An exact copy of all the data is required, with pictures left out.

* Start *

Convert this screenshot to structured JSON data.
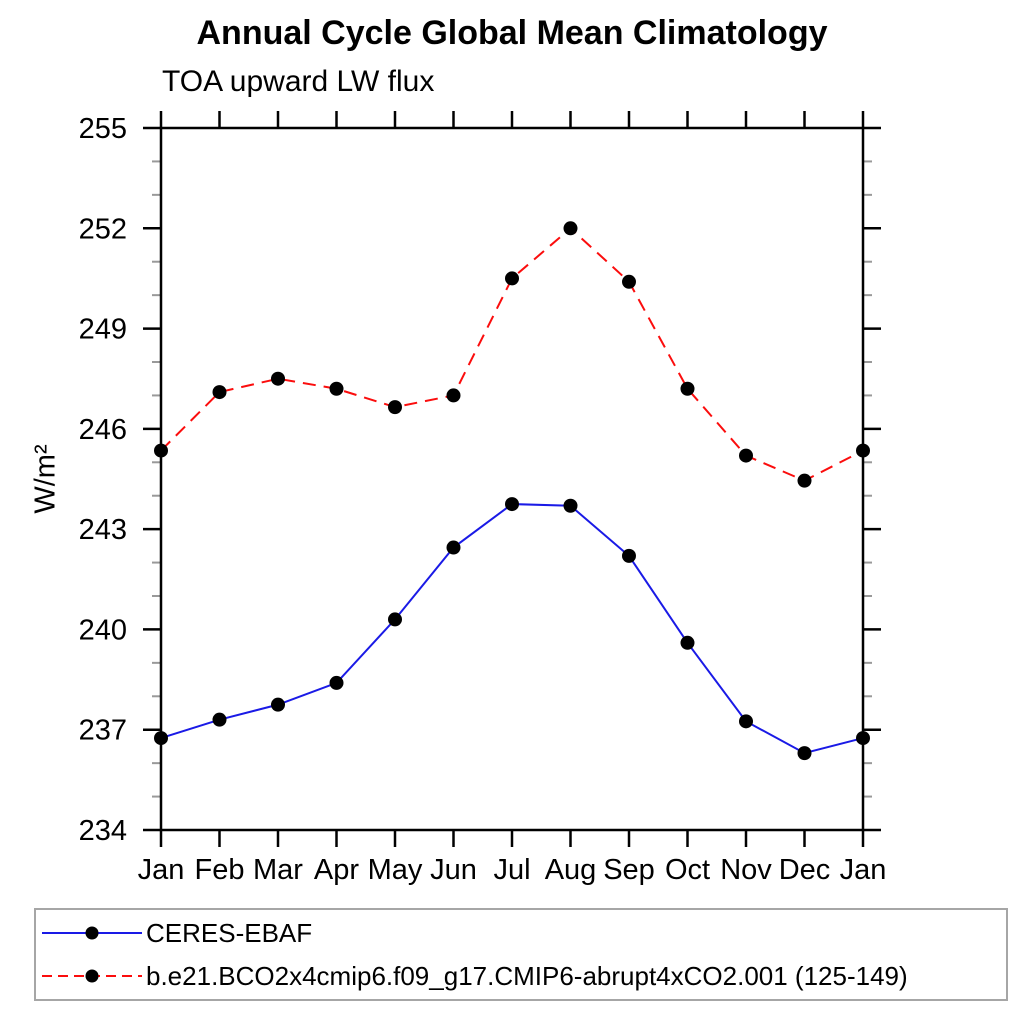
{
  "page": {
    "background": "#ffffff"
  },
  "chart_data": {
    "type": "line",
    "title": "Annual Cycle Global Mean Climatology",
    "subtitle": "TOA upward LW flux",
    "ylabel": "W/m²",
    "xlabel": "",
    "x_categories": [
      "Jan",
      "Feb",
      "Mar",
      "Apr",
      "May",
      "Jun",
      "Jul",
      "Aug",
      "Sep",
      "Oct",
      "Nov",
      "Dec",
      "Jan"
    ],
    "ylim": [
      234,
      255
    ],
    "ytick_major": [
      234,
      237,
      240,
      243,
      246,
      249,
      252,
      255
    ],
    "ytick_minor_step": 1,
    "grid": false,
    "legend_position": "bottom",
    "axis_color": "#000000",
    "minor_tick_color": "#999999",
    "marker_color": "#000000",
    "series": [
      {
        "name": "CERES-EBAF",
        "color": "#1a1ae6",
        "line_style": "solid",
        "marker": "filled-circle",
        "values": [
          236.75,
          237.3,
          237.75,
          238.4,
          240.3,
          242.45,
          243.75,
          243.7,
          242.2,
          239.6,
          237.25,
          236.3,
          236.75
        ]
      },
      {
        "name": "b.e21.BCO2x4cmip6.f09_g17.CMIP6-abrupt4xCO2.001 (125-149)",
        "color": "#fb0d0d",
        "line_style": "dashed",
        "marker": "filled-circle",
        "values": [
          245.35,
          247.1,
          247.5,
          247.2,
          246.65,
          247.0,
          250.5,
          252.0,
          250.4,
          247.2,
          245.2,
          244.45,
          245.35
        ]
      }
    ]
  }
}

* End *

- Finished exercise
Convert this screenshot to structured JSON data.
{
  "page": {
    "background": "#ffffff"
  },
  "chart_data": {
    "type": "line",
    "title": "Annual Cycle Global Mean Climatology",
    "subtitle": "TOA upward LW flux",
    "ylabel": "W/m²",
    "xlabel": "",
    "x_categories": [
      "Jan",
      "Feb",
      "Mar",
      "Apr",
      "May",
      "Jun",
      "Jul",
      "Aug",
      "Sep",
      "Oct",
      "Nov",
      "Dec",
      "Jan"
    ],
    "ylim": [
      234,
      255
    ],
    "ytick_major": [
      234,
      237,
      240,
      243,
      246,
      249,
      252,
      255
    ],
    "ytick_minor_step": 1,
    "grid": false,
    "legend_position": "bottom",
    "axis_color": "#000000",
    "minor_tick_color": "#999999",
    "marker_color": "#000000",
    "series": [
      {
        "name": "CERES-EBAF",
        "color": "#1a1ae6",
        "line_style": "solid",
        "marker": "filled-circle",
        "values": [
          236.75,
          237.3,
          237.75,
          238.4,
          240.3,
          242.45,
          243.75,
          243.7,
          242.2,
          239.6,
          237.25,
          236.3,
          236.75
        ]
      },
      {
        "name": "b.e21.BCO2x4cmip6.f09_g17.CMIP6-abrupt4xCO2.001 (125-149)",
        "color": "#fb0d0d",
        "line_style": "dashed",
        "marker": "filled-circle",
        "values": [
          245.35,
          247.1,
          247.5,
          247.2,
          246.65,
          247.0,
          250.5,
          252.0,
          250.4,
          247.2,
          245.2,
          244.45,
          245.35
        ]
      }
    ]
  }
}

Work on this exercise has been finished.